>> BEGIN Information supplied
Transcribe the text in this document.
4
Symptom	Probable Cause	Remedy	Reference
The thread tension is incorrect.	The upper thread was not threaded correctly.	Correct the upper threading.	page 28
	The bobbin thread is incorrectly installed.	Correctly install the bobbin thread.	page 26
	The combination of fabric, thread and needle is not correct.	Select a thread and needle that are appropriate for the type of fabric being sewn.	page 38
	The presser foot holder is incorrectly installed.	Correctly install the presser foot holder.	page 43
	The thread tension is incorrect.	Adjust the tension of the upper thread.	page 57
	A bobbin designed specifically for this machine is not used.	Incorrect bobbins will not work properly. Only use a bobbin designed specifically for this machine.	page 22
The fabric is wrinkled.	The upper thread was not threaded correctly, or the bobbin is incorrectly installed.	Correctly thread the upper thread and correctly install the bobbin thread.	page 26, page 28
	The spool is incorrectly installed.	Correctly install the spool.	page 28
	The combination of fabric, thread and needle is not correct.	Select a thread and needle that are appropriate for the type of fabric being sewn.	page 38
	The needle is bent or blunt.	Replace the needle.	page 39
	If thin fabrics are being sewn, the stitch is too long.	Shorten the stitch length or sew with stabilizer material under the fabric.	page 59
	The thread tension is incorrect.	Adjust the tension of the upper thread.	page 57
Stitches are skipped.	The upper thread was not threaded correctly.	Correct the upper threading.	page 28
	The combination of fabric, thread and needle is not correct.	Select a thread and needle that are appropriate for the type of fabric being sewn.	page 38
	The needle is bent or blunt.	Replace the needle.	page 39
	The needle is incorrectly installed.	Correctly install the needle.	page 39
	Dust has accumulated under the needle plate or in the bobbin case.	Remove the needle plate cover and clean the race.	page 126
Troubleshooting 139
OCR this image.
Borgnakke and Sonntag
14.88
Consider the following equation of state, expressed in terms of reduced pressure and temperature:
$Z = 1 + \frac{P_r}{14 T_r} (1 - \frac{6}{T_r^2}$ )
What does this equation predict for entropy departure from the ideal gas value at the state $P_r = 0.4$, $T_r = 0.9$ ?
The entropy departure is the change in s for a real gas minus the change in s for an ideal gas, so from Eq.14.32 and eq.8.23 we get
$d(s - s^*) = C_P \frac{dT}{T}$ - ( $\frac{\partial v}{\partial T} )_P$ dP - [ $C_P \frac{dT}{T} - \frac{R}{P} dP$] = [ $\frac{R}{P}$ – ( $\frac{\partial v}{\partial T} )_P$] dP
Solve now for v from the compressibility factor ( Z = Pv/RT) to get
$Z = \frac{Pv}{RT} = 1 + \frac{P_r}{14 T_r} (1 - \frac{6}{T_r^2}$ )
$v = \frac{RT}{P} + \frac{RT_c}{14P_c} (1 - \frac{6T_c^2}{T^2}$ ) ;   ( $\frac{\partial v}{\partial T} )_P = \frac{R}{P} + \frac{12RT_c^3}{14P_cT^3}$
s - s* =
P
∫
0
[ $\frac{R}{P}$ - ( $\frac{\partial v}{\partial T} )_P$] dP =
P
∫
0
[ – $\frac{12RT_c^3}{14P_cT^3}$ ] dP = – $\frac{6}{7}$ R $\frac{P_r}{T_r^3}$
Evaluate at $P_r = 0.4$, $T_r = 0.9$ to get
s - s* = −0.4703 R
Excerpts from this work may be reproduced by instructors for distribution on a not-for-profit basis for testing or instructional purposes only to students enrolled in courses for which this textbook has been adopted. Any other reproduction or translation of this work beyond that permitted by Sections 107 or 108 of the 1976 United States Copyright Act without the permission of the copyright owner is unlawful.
>> END Information supplied
Your task is to output all of the data above word for word.

§ Problem solution
Transcribe the text in this document.
4
Symptom	Probable Cause	Remedy	Reference
The thread tension is incorrect.	The upper thread was not threaded correctly.	Correct the upper threading.	page 28
	The bobbin thread is incorrectly installed.	Correctly install the bobbin thread.	page 26
	The combination of fabric, thread and needle is not correct.	Select a thread and needle that are appropriate for the type of fabric being sewn.	page 38
	The presser foot holder is incorrectly installed.	Correctly install the presser foot holder.	page 43
	The thread tension is incorrect.	Adjust the tension of the upper thread.	page 57
	A bobbin designed specifically for this machine is not used.	Incorrect bobbins will not work properly. Only use a bobbin designed specifically for this machine.	page 22
The fabric is wrinkled.	The upper thread was not threaded correctly, or the bobbin is incorrectly installed.	Correctly thread the upper thread and correctly install the bobbin thread.	page 26, page 28
	The spool is incorrectly installed.	Correctly install the spool.	page 28
	The combination of fabric, thread and needle is not correct.	Select a thread and needle that are appropriate for the type of fabric being sewn.	page 38
	The needle is bent or blunt.	Replace the needle.	page 39
	If thin fabrics are being sewn, the stitch is too long.	Shorten the stitch length or sew with stabilizer material under the fabric.	page 59
	The thread tension is incorrect.	Adjust the tension of the upper thread.	page 57
Stitches are skipped.	The upper thread was not threaded correctly.	Correct the upper threading.	page 28
	The combination of fabric, thread and needle is not correct.	Select a thread and needle that are appropriate for the type of fabric being sewn.	page 38
	The needle is bent or blunt.	Replace the needle.	page 39
	The needle is incorrectly installed.	Correctly install the needle.	page 39
	Dust has accumulated under the needle plate or in the bobbin case.	Remove the needle plate cover and clean the race.	page 126
Troubleshooting 139
OCR this image.
Borgnakke and Sonntag
14.88
Consider the following equation of state, expressed in terms of reduced pressure and temperature:
$Z = 1 + \frac{P_r}{14 T_r} (1 - \frac{6}{T_r^2}$ )
What does this equation predict for entropy departure from the ideal gas value at the state $P_r = 0.4$, $T_r = 0.9$ ?
The entropy departure is the change in s for a real gas minus the change in s for an ideal gas, so from Eq.14.32 and eq.8.23 we get
$d(s - s^*) = C_P \frac{dT}{T}$ - ( $\frac{\partial v}{\partial T} )_P$ dP - [ $C_P \frac{dT}{T} - \frac{R}{P} dP$] = [ $\frac{R}{P}$ – ( $\frac{\partial v}{\partial T} )_P$] dP
Solve now for v from the compressibility factor ( Z = Pv/RT) to get
$Z = \frac{Pv}{RT} = 1 + \frac{P_r}{14 T_r} (1 - \frac{6}{T_r^2}$ )
$v = \frac{RT}{P} + \frac{RT_c}{14P_c} (1 - \frac{6T_c^2}{T^2}$ ) ;   ( $\frac{\partial v}{\partial T} )_P = \frac{R}{P} + \frac{12RT_c^3}{14P_cT^3}$
s - s* =
P
∫
0
[ $\frac{R}{P}$ - ( $\frac{\partial v}{\partial T} )_P$] dP =
P
∫
0
[ – $\frac{12RT_c^3}{14P_cT^3}$ ] dP = – $\frac{6}{7}$ R $\frac{P_r}{T_r^3}$
Evaluate at $P_r = 0.4$, $T_r = 0.9$ to get
s - s* = −0.4703 R
Excerpts from this work may be reproduced by instructors for distribution on a not-for-profit basis for testing or instructional purposes only to students enrolled in courses for which this textbook has been adopted. Any other reproduction or translation of this work beyond that permitted by Sections 107 or 108 of the 1976 United States Copyright Act without the permission of the copyright owner is unlawful.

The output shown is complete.